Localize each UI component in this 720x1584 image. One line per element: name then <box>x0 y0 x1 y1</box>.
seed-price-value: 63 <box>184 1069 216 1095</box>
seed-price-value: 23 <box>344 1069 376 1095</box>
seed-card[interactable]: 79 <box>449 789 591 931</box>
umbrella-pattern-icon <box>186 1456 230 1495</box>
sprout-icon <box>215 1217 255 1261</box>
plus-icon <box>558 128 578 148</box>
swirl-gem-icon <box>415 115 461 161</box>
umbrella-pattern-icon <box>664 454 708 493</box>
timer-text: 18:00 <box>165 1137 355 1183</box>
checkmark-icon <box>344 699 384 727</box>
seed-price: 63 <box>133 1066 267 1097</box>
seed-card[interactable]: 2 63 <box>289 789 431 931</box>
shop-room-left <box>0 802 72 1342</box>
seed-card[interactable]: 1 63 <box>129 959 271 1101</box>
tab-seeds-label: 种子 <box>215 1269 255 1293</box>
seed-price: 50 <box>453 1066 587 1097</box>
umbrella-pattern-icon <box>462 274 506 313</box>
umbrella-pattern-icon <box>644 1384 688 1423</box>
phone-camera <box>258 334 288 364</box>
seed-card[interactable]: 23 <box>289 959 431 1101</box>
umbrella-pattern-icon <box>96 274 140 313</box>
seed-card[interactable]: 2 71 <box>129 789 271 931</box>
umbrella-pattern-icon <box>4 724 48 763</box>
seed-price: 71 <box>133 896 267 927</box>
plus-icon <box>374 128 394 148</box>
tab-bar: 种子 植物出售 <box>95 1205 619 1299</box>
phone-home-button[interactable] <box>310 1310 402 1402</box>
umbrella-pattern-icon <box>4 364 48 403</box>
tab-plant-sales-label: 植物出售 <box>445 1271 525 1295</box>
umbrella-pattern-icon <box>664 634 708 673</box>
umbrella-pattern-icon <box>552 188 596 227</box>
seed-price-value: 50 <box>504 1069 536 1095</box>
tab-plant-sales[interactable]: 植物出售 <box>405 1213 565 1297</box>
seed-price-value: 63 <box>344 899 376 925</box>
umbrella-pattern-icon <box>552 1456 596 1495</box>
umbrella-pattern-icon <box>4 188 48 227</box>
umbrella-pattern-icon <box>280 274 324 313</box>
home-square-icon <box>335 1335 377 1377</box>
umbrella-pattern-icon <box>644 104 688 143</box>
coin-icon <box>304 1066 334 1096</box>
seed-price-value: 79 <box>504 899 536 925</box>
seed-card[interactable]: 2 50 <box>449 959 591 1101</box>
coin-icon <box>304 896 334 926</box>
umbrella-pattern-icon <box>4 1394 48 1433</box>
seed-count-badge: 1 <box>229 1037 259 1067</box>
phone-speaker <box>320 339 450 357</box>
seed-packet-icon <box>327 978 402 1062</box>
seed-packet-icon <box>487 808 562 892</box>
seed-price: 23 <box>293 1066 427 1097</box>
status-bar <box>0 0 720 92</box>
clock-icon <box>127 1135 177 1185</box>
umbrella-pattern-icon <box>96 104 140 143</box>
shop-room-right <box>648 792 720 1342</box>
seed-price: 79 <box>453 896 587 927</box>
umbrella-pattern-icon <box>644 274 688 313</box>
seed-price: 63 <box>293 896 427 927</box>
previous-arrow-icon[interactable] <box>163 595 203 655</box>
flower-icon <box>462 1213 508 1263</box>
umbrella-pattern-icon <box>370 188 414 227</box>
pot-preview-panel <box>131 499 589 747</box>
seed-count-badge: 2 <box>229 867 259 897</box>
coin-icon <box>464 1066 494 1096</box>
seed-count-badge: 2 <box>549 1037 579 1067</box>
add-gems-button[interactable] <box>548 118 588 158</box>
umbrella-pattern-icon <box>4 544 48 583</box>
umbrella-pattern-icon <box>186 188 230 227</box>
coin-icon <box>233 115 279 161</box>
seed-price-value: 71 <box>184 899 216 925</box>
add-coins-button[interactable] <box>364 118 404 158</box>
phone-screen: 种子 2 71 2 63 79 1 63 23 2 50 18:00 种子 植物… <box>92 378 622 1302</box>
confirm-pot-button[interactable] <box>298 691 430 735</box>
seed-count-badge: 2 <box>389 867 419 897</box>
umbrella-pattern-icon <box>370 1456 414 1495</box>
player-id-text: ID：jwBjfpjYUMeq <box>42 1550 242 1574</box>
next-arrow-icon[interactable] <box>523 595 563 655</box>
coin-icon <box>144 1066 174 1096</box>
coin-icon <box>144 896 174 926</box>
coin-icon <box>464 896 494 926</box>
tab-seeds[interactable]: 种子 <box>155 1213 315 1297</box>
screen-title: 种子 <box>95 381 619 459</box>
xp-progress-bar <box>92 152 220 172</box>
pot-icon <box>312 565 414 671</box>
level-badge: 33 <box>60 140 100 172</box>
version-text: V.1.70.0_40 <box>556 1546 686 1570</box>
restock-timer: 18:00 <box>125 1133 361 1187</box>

-----

■ **Exercise**
Copy out every line of the items above word for word, without changing anything.

■ **Written answer**
Localize each UI component in this 720x1584 image. One line per element: name then <box>x0 y0 x1 y1</box>.
seed-price-value: 63 <box>184 1069 216 1095</box>
seed-price-value: 23 <box>344 1069 376 1095</box>
seed-card[interactable]: 79 <box>449 789 591 931</box>
umbrella-pattern-icon <box>186 1456 230 1495</box>
sprout-icon <box>215 1217 255 1261</box>
plus-icon <box>558 128 578 148</box>
swirl-gem-icon <box>415 115 461 161</box>
umbrella-pattern-icon <box>664 454 708 493</box>
timer-text: 18:00 <box>165 1137 355 1183</box>
checkmark-icon <box>344 699 384 727</box>
seed-price: 63 <box>133 1066 267 1097</box>
seed-card[interactable]: 2 63 <box>289 789 431 931</box>
shop-room-left <box>0 802 72 1342</box>
seed-card[interactable]: 1 63 <box>129 959 271 1101</box>
tab-seeds-label: 种子 <box>215 1269 255 1293</box>
seed-price: 50 <box>453 1066 587 1097</box>
umbrella-pattern-icon <box>462 274 506 313</box>
umbrella-pattern-icon <box>644 1384 688 1423</box>
phone-camera <box>258 334 288 364</box>
seed-card[interactable]: 23 <box>289 959 431 1101</box>
umbrella-pattern-icon <box>96 274 140 313</box>
seed-card[interactable]: 2 71 <box>129 789 271 931</box>
umbrella-pattern-icon <box>4 724 48 763</box>
seed-price: 71 <box>133 896 267 927</box>
plus-icon <box>374 128 394 148</box>
tab-bar: 种子 植物出售 <box>95 1205 619 1299</box>
phone-home-button[interactable] <box>310 1310 402 1402</box>
umbrella-pattern-icon <box>4 364 48 403</box>
tab-plant-sales-label: 植物出售 <box>445 1271 525 1295</box>
umbrella-pattern-icon <box>664 634 708 673</box>
umbrella-pattern-icon <box>552 188 596 227</box>
seed-price-value: 50 <box>504 1069 536 1095</box>
tab-plant-sales[interactable]: 植物出售 <box>405 1213 565 1297</box>
seed-price-value: 63 <box>344 899 376 925</box>
umbrella-pattern-icon <box>552 1456 596 1495</box>
umbrella-pattern-icon <box>4 188 48 227</box>
umbrella-pattern-icon <box>280 274 324 313</box>
home-square-icon <box>335 1335 377 1377</box>
umbrella-pattern-icon <box>644 104 688 143</box>
coin-icon <box>304 1066 334 1096</box>
seed-price-value: 79 <box>504 899 536 925</box>
seed-card[interactable]: 2 50 <box>449 959 591 1101</box>
coin-icon <box>304 896 334 926</box>
umbrella-pattern-icon <box>4 1394 48 1433</box>
seed-count-badge: 1 <box>229 1037 259 1067</box>
phone-speaker <box>320 339 450 357</box>
seed-packet-icon <box>327 978 402 1062</box>
seed-packet-icon <box>487 808 562 892</box>
seed-price: 23 <box>293 1066 427 1097</box>
status-bar <box>0 0 720 92</box>
clock-icon <box>127 1135 177 1185</box>
umbrella-pattern-icon <box>96 104 140 143</box>
shop-room-right <box>648 792 720 1342</box>
seed-price: 79 <box>453 896 587 927</box>
umbrella-pattern-icon <box>644 274 688 313</box>
seed-price: 63 <box>293 896 427 927</box>
previous-arrow-icon[interactable] <box>163 595 203 655</box>
flower-icon <box>462 1213 508 1263</box>
umbrella-pattern-icon <box>370 188 414 227</box>
pot-preview-panel <box>131 499 589 747</box>
seed-count-badge: 2 <box>229 867 259 897</box>
coin-icon <box>464 1066 494 1096</box>
seed-count-badge: 2 <box>549 1037 579 1067</box>
add-gems-button[interactable] <box>548 118 588 158</box>
umbrella-pattern-icon <box>4 544 48 583</box>
umbrella-pattern-icon <box>186 188 230 227</box>
coin-icon <box>233 115 279 161</box>
seed-price-value: 71 <box>184 899 216 925</box>
add-coins-button[interactable] <box>364 118 404 158</box>
phone-screen: 种子 2 71 2 63 79 1 63 23 2 50 18:00 种子 植物… <box>92 378 622 1302</box>
confirm-pot-button[interactable] <box>298 691 430 735</box>
seed-count-badge: 2 <box>389 867 419 897</box>
umbrella-pattern-icon <box>370 1456 414 1495</box>
player-id-text: ID：jwBjfpjYUMeq <box>42 1550 242 1574</box>
next-arrow-icon[interactable] <box>523 595 563 655</box>
coin-icon <box>144 1066 174 1096</box>
coin-icon <box>144 896 174 926</box>
coin-icon <box>464 896 494 926</box>
tab-seeds[interactable]: 种子 <box>155 1213 315 1297</box>
screen-title: 种子 <box>95 381 619 459</box>
xp-progress-bar <box>92 152 220 172</box>
pot-icon <box>312 565 414 671</box>
level-badge: 33 <box>60 140 100 172</box>
version-text: V.1.70.0_40 <box>556 1546 686 1570</box>
restock-timer: 18:00 <box>125 1133 361 1187</box>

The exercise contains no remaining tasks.